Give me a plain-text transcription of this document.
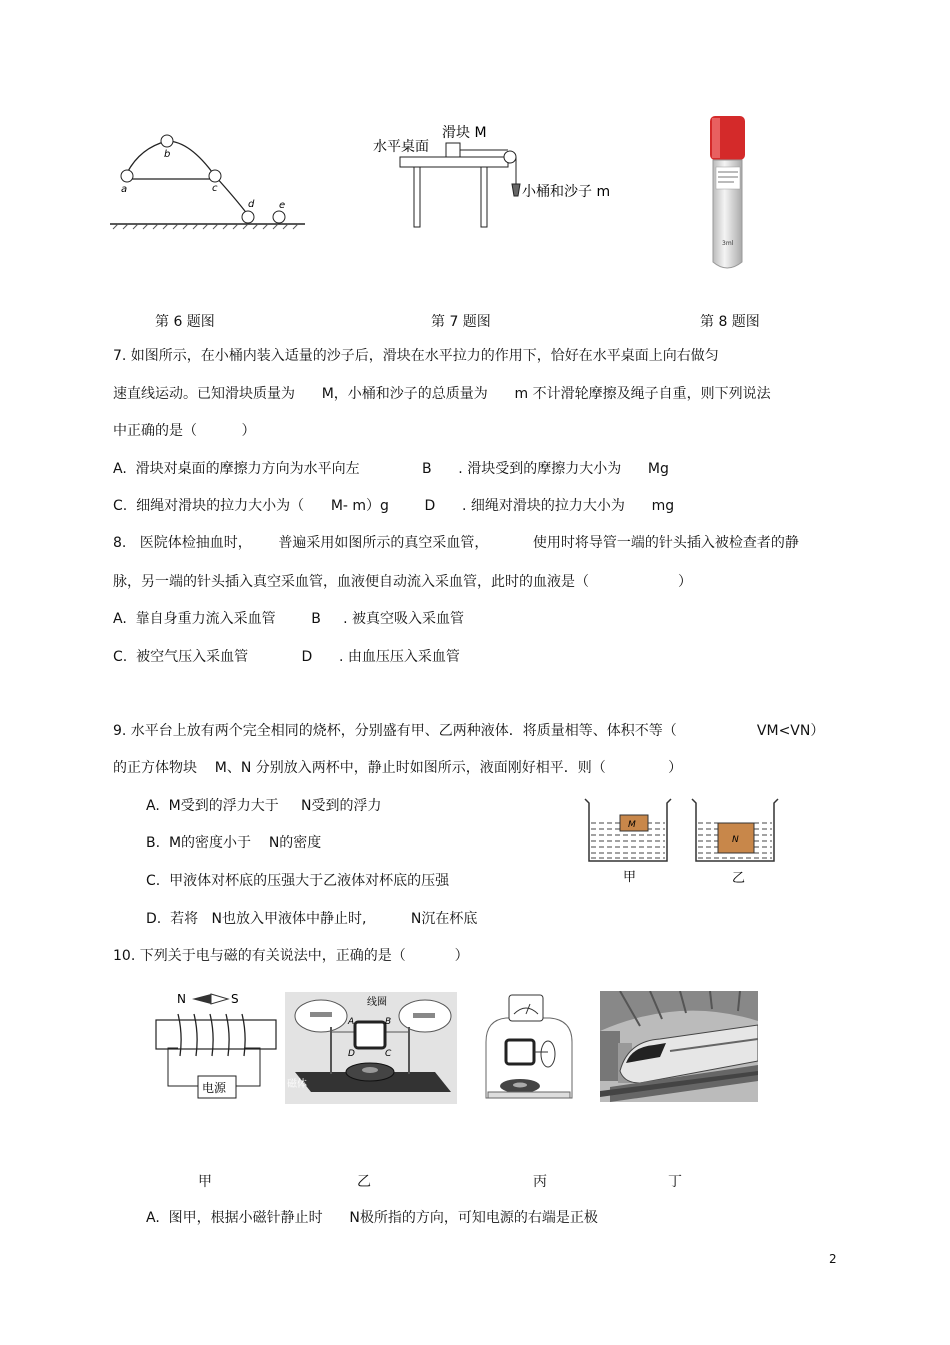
a
b
c
d e
滑块 M
水平桌面
小桶和沙子 m
3ml
第 6 题图	第 7 题图	第 8 题图
7. 如图所示，在小桶内装入适量的沙子后，滑块在水平拉力的作用下，恰好在水平桌面上向右做匀
速直线运动。已知滑块质量为      M，小桶和沙子的总质量为      m 不计滑轮摩擦及绳子自重，则下列说法
中正确的是（          ）
A.  滑块对桌面的摩擦力方向为水平向左              B      . 滑块受到的摩擦力大小为      Mg
C.  细绳对滑块的拉力大小为（      M- m）g        D      . 细绳对滑块的拉力大小为      mg
8.   医院体检抽血时，      普遍采用如图所示的真空采血管，          使用时将导管一端的针头插入被检查者的静
脉，另一端的针头插入真空采血管，血液便自动流入采血管，此时的血液是（                    ）
A.  靠自身重力流入采血管        B     . 被真空吸入采血管
C.  被空气压入采血管            D      . 由血压压入采血管
9. 水平台上放有两个完全相同的烧杯，分别盛有甲、乙两种液体．将质量相等、体积不等（                  VM<VN）
的正方体物块    M、N 分别放入两杯中，静止时如图所示，液面刚好相平．则（              ）
A.  M受到的浮力大于     N受到的浮力
B.  M的密度小于    N的密度
C.  甲液体对杯底的压强大于乙液体对杯底的压强
D.  若将   N也放入甲液体中静止时,          N沉在杯底
M
N
甲	乙
10. 下列关于电与磁的有关说法中，正确的是（           ）
N	S
电源
线圈
A	B
D	C
磁体
甲	乙	丙	丁
A.  图甲，根据小磁针静止时      N极所指的方向，可知电源的右端是正极
2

#####

## What is needed
Copy every entry word for word, but omit the pictures.

## The output
Give me a plain-text transcription of this document.
a
b
c
d e
滑块 M
水平桌面
小桶和沙子 m
3ml
第 6 题图	第 7 题图	第 8 题图
7. 如图所示，在小桶内装入适量的沙子后，滑块在水平拉力的作用下，恰好在水平桌面上向右做匀
速直线运动。已知滑块质量为      M，小桶和沙子的总质量为      m 不计滑轮摩擦及绳子自重，则下列说法
中正确的是（          ）
A.  滑块对桌面的摩擦力方向为水平向左              B      . 滑块受到的摩擦力大小为      Mg
C.  细绳对滑块的拉力大小为（      M- m）g        D      . 细绳对滑块的拉力大小为      mg
8.   医院体检抽血时，      普遍采用如图所示的真空采血管，          使用时将导管一端的针头插入被检查者的静
脉，另一端的针头插入真空采血管，血液便自动流入采血管，此时的血液是（                    ）
A.  靠自身重力流入采血管        B     . 被真空吸入采血管
C.  被空气压入采血管            D      . 由血压压入采血管
9. 水平台上放有两个完全相同的烧杯，分别盛有甲、乙两种液体．将质量相等、体积不等（                  VM<VN）
的正方体物块    M、N 分别放入两杯中，静止时如图所示，液面刚好相平．则（              ）
A.  M受到的浮力大于     N受到的浮力
B.  M的密度小于    N的密度
C.  甲液体对杯底的压强大于乙液体对杯底的压强
D.  若将   N也放入甲液体中静止时,          N沉在杯底
M
N
甲	乙
10. 下列关于电与磁的有关说法中，正确的是（           ）
N	S
电源
线圈
A	B
D	C
磁体
甲	乙	丙	丁
A.  图甲，根据小磁针静止时      N极所指的方向，可知电源的右端是正极
2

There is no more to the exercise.